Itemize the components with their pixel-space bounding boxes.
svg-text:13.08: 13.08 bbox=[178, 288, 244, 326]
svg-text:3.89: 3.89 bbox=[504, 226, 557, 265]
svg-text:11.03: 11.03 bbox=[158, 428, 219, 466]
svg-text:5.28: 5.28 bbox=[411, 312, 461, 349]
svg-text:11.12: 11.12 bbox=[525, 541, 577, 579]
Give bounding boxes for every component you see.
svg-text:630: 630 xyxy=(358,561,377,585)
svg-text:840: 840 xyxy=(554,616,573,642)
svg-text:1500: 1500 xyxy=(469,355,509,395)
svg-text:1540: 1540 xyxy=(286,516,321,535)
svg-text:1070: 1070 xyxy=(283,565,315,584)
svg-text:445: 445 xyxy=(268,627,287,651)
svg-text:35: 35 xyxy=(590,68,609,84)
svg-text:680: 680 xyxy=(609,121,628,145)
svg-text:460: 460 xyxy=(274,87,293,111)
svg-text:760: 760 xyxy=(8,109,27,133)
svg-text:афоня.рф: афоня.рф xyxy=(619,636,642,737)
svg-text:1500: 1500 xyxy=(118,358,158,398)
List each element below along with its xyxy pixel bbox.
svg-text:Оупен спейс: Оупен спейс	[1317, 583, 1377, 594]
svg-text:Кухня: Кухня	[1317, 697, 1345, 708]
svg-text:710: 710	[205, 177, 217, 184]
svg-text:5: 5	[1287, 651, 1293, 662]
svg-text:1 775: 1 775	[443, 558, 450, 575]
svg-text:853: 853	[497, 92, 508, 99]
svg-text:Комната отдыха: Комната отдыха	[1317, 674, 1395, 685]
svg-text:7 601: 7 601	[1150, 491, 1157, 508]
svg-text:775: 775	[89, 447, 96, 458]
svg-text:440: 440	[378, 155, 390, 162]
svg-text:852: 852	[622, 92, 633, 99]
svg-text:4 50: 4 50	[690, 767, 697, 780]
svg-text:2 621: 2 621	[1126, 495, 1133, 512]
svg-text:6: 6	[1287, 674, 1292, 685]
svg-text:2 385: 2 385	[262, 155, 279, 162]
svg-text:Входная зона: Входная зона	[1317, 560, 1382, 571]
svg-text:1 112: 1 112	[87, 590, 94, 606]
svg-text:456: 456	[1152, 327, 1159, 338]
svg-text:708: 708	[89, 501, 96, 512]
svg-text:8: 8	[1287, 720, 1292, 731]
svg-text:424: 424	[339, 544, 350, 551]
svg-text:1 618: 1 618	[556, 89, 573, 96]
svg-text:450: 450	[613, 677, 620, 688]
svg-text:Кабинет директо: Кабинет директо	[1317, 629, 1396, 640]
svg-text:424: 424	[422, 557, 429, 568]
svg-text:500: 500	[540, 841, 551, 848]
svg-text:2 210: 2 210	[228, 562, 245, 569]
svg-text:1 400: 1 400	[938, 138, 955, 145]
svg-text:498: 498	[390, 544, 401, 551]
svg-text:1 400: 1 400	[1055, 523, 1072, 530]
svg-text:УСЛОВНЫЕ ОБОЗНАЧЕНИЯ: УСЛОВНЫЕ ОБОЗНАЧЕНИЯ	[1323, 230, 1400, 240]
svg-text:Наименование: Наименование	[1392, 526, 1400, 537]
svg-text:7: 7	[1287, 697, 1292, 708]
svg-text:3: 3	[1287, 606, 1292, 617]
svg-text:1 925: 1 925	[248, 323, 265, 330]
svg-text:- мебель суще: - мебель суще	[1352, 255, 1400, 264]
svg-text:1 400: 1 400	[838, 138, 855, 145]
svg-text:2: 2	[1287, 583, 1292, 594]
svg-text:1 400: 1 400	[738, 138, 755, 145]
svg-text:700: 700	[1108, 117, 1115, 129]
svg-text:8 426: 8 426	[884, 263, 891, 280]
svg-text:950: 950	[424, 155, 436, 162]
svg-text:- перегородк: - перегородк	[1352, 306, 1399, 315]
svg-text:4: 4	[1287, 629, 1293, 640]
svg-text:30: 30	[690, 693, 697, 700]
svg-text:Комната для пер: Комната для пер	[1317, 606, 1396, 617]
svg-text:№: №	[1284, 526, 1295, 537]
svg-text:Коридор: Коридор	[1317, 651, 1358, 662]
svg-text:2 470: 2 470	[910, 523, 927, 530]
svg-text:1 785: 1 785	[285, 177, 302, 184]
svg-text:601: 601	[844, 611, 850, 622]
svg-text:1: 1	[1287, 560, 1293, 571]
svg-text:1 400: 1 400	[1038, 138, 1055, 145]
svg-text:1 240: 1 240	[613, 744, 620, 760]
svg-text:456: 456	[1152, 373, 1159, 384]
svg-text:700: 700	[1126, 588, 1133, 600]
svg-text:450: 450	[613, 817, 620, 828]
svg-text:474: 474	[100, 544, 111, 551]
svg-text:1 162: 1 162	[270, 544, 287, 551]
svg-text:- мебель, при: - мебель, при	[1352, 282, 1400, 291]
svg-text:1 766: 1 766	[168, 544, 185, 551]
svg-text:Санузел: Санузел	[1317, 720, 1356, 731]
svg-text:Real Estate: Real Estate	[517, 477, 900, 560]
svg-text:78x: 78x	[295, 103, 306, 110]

:::::

### [Task]
Copy all the entries above verbatim, keeping every line in its original order.

### [Task result]
Itemize the components with their pixel-space bounding boxes.
svg-text:13.08: 13.08 bbox=[178, 288, 244, 326]
svg-text:3.89: 3.89 bbox=[504, 226, 557, 265]
svg-text:11.03: 11.03 bbox=[158, 428, 219, 466]
svg-text:5.28: 5.28 bbox=[411, 312, 461, 349]
svg-text:11.12: 11.12 bbox=[525, 541, 577, 579]
Give bounding boxes for every component you see.
svg-text:630: 630 xyxy=(358,561,377,585)
svg-text:840: 840 xyxy=(554,616,573,642)
svg-text:1500: 1500 xyxy=(469,355,509,395)
svg-text:1540: 1540 xyxy=(286,516,321,535)
svg-text:1070: 1070 xyxy=(283,565,315,584)
svg-text:445: 445 xyxy=(268,627,287,651)
svg-text:35: 35 xyxy=(590,68,609,84)
svg-text:680: 680 xyxy=(609,121,628,145)
svg-text:460: 460 xyxy=(274,87,293,111)
svg-text:760: 760 xyxy=(8,109,27,133)
svg-text:афоня.рф: афоня.рф xyxy=(619,636,642,737)
svg-text:1500: 1500 xyxy=(118,358,158,398)
List each element below along with its xyxy pixel bbox.
svg-text:Оупен спейс: Оупен спейс	[1317, 583, 1377, 594]
svg-text:Кухня: Кухня	[1317, 697, 1345, 708]
svg-text:710: 710	[205, 177, 217, 184]
svg-text:5: 5	[1287, 651, 1293, 662]
svg-text:1 775: 1 775	[443, 558, 450, 575]
svg-text:853: 853	[497, 92, 508, 99]
svg-text:Комната отдыха: Комната отдыха	[1317, 674, 1395, 685]
svg-text:7 601: 7 601	[1150, 491, 1157, 508]
svg-text:775: 775	[89, 447, 96, 458]
svg-text:440: 440	[378, 155, 390, 162]
svg-text:852: 852	[622, 92, 633, 99]
svg-text:4 50: 4 50	[690, 767, 697, 780]
svg-text:2 621: 2 621	[1126, 495, 1133, 512]
svg-text:6: 6	[1287, 674, 1292, 685]
svg-text:2 385: 2 385	[262, 155, 279, 162]
svg-text:Входная зона: Входная зона	[1317, 560, 1382, 571]
svg-text:1 112: 1 112	[87, 590, 94, 606]
svg-text:456: 456	[1152, 327, 1159, 338]
svg-text:708: 708	[89, 501, 96, 512]
svg-text:8: 8	[1287, 720, 1292, 731]
svg-text:424: 424	[339, 544, 350, 551]
svg-text:1 618: 1 618	[556, 89, 573, 96]
svg-text:450: 450	[613, 677, 620, 688]
svg-text:Кабинет директо: Кабинет директо	[1317, 629, 1396, 640]
svg-text:424: 424	[422, 557, 429, 568]
svg-text:500: 500	[540, 841, 551, 848]
svg-text:2 210: 2 210	[228, 562, 245, 569]
svg-text:1 400: 1 400	[938, 138, 955, 145]
svg-text:498: 498	[390, 544, 401, 551]
svg-text:1 400: 1 400	[1055, 523, 1072, 530]
svg-text:УСЛОВНЫЕ ОБОЗНАЧЕНИЯ: УСЛОВНЫЕ ОБОЗНАЧЕНИЯ	[1323, 230, 1400, 240]
svg-text:Наименование: Наименование	[1392, 526, 1400, 537]
svg-text:7: 7	[1287, 697, 1292, 708]
svg-text:3: 3	[1287, 606, 1292, 617]
svg-text:1 925: 1 925	[248, 323, 265, 330]
svg-text:- мебель суще: - мебель суще	[1352, 255, 1400, 264]
svg-text:1 400: 1 400	[838, 138, 855, 145]
svg-text:2: 2	[1287, 583, 1292, 594]
svg-text:1 400: 1 400	[738, 138, 755, 145]
svg-text:700: 700	[1108, 117, 1115, 129]
svg-text:8 426: 8 426	[884, 263, 891, 280]
svg-text:950: 950	[424, 155, 436, 162]
svg-text:- перегородк: - перегородк	[1352, 306, 1399, 315]
svg-text:4: 4	[1287, 629, 1293, 640]
svg-text:30: 30	[690, 693, 697, 700]
svg-text:Комната для пер: Комната для пер	[1317, 606, 1396, 617]
svg-text:№: №	[1284, 526, 1295, 537]
svg-text:Коридор: Коридор	[1317, 651, 1358, 662]
svg-text:2 470: 2 470	[910, 523, 927, 530]
svg-text:1 785: 1 785	[285, 177, 302, 184]
svg-text:601: 601	[844, 611, 850, 622]
svg-text:1: 1	[1287, 560, 1293, 571]
svg-text:1 400: 1 400	[1038, 138, 1055, 145]
svg-text:1 240: 1 240	[613, 744, 620, 760]
svg-text:456: 456	[1152, 373, 1159, 384]
svg-text:700: 700	[1126, 588, 1133, 600]
svg-text:450: 450	[613, 817, 620, 828]
svg-text:474: 474	[100, 544, 111, 551]
svg-text:1 162: 1 162	[270, 544, 287, 551]
svg-text:- мебель, при: - мебель, при	[1352, 282, 1400, 291]
svg-text:1 766: 1 766	[168, 544, 185, 551]
svg-text:Санузел: Санузел	[1317, 720, 1356, 731]
svg-text:Real Estate: Real Estate	[517, 477, 900, 560]
svg-text:78x: 78x	[295, 103, 306, 110]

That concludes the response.